#### [Excerpt from a dataset]

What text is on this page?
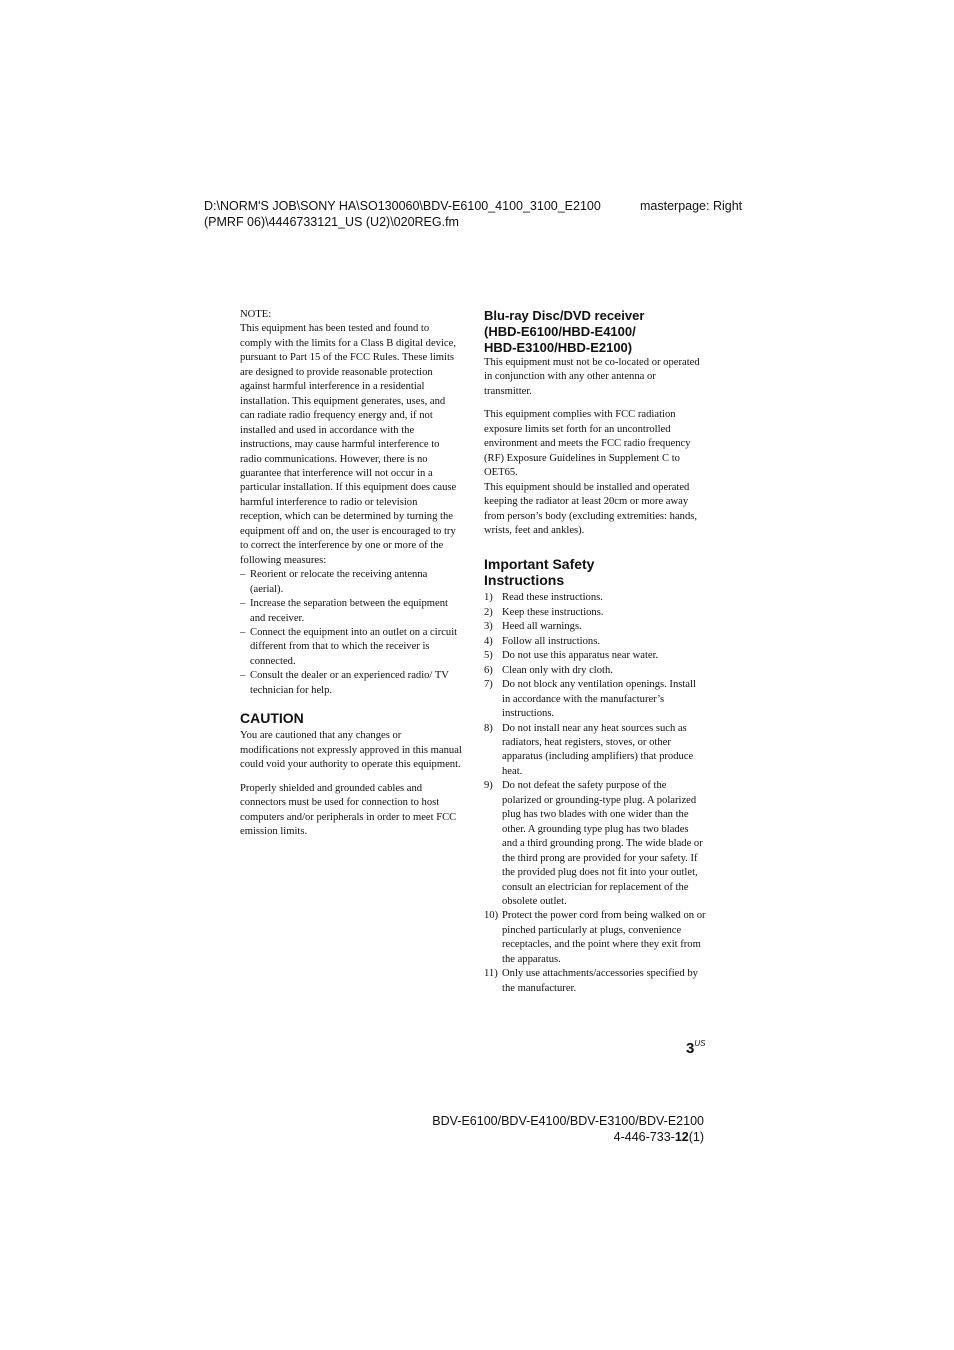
D:\NORM'S JOB\SONY HA\SO130060\BDV-E6100_4100_3100_E2100
(PMRF 06)\4446733121_US (U2)\020REG.fm
masterpage: Right

NOTE:

This equipment has been tested and found to comply with the limits for a Class B digital device, pursuant to Part 15 of the FCC Rules. These limits are designed to provide reasonable protection against harmful interference in a residential installation. This equipment generates, uses, and can radiate radio frequency energy and, if not installed and used in accordance with the instructions, may cause harmful interference to radio communications. However, there is no guarantee that interference will not occur in a particular installation. If this equipment does cause harmful interference to radio or television reception, which can be determined by turning the equipment off and on, the user is encouraged to try to correct the interference by one or more of the following measures:

– Reorient or relocate the receiving antenna (aerial).
– Increase the separation between the equipment and receiver.
– Connect the equipment into an outlet on a circuit different from that to which the receiver is connected.
– Consult the dealer or an experienced radio/ TV technician for help.
CAUTION

You are cautioned that any changes or modifications not expressly approved in this manual could void your authority to operate this equipment.

Properly shielded and grounded cables and connectors must be used for connection to host computers and/or peripherals in order to meet FCC emission limits.

Blu-ray Disc/DVD receiver
(HBD-E6100/HBD-E4100/
HBD-E3100/HBD-E2100)

This equipment must not be co-located or operated in conjunction with any other antenna or transmitter.

This equipment complies with FCC radiation exposure limits set forth for an uncontrolled environment and meets the FCC radio frequency (RF) Exposure Guidelines in Supplement C to OET65.

This equipment should be installed and operated keeping the radiator at least 20cm or more away from person’s body (excluding extremities: hands, wrists, feet and ankles).

Important Safety
Instructions
1) Read these instructions.
2) Keep these instructions.
3) Heed all warnings.
4) Follow all instructions.
5) Do not use this apparatus near water.
6) Clean only with dry cloth.
7) Do not block any ventilation openings. Install in accordance with the manufacturer’s instructions.
8) Do not install near any heat sources such as radiators, heat registers, stoves, or other apparatus (including amplifiers) that produce heat.
9) Do not defeat the safety purpose of the polarized or grounding-type plug. A polarized plug has two blades with one wider than the other. A grounding type plug has two blades and a third grounding prong. The wide blade or the third prong are provided for your safety. If the provided plug does not fit into your outlet, consult an electrician for replacement of the obsolete outlet.
10) Protect the power cord from being walked on or pinched particularly at plugs, convenience receptacles, and the point where they exit from the apparatus.
11) Only use attachments/accessories specified by the manufacturer.
$3^{US}$
BDV-E6100/BDV-E4100/BDV-E3100/BDV-E2100
4-446-733-12(1)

#### [Exercise task]
Repeat each line of the records above exactly, but do not copy the pictures.

#### [Result of this task]
What text is on this page?
D:\NORM'S JOB\SONY HA\SO130060\BDV-E6100_4100_3100_E2100
(PMRF 06)\4446733121_US (U2)\020REG.fm
masterpage: Right

NOTE:

This equipment has been tested and found to comply with the limits for a Class B digital device, pursuant to Part 15 of the FCC Rules. These limits are designed to provide reasonable protection against harmful interference in a residential installation. This equipment generates, uses, and can radiate radio frequency energy and, if not installed and used in accordance with the instructions, may cause harmful interference to radio communications. However, there is no guarantee that interference will not occur in a particular installation. If this equipment does cause harmful interference to radio or television reception, which can be determined by turning the equipment off and on, the user is encouraged to try to correct the interference by one or more of the following measures:

– Reorient or relocate the receiving antenna (aerial).
– Increase the separation between the equipment and receiver.
– Connect the equipment into an outlet on a circuit different from that to which the receiver is connected.
– Consult the dealer or an experienced radio/ TV technician for help.
CAUTION

You are cautioned that any changes or modifications not expressly approved in this manual could void your authority to operate this equipment.

Properly shielded and grounded cables and connectors must be used for connection to host computers and/or peripherals in order to meet FCC emission limits.

Blu-ray Disc/DVD receiver
(HBD-E6100/HBD-E4100/
HBD-E3100/HBD-E2100)

This equipment must not be co-located or operated in conjunction with any other antenna or transmitter.

This equipment complies with FCC radiation exposure limits set forth for an uncontrolled environment and meets the FCC radio frequency (RF) Exposure Guidelines in Supplement C to OET65.

This equipment should be installed and operated keeping the radiator at least 20cm or more away from person’s body (excluding extremities: hands, wrists, feet and ankles).

Important Safety
Instructions
1) Read these instructions.
2) Keep these instructions.
3) Heed all warnings.
4) Follow all instructions.
5) Do not use this apparatus near water.
6) Clean only with dry cloth.
7) Do not block any ventilation openings. Install in accordance with the manufacturer’s instructions.
8) Do not install near any heat sources such as radiators, heat registers, stoves, or other apparatus (including amplifiers) that produce heat.
9) Do not defeat the safety purpose of the polarized or grounding-type plug. A polarized plug has two blades with one wider than the other. A grounding type plug has two blades and a third grounding prong. The wide blade or the third prong are provided for your safety. If the provided plug does not fit into your outlet, consult an electrician for replacement of the obsolete outlet.
10) Protect the power cord from being walked on or pinched particularly at plugs, convenience receptacles, and the point where they exit from the apparatus.
11) Only use attachments/accessories specified by the manufacturer.
$3^{US}$
BDV-E6100/BDV-E4100/BDV-E3100/BDV-E2100
4-446-733-12(1)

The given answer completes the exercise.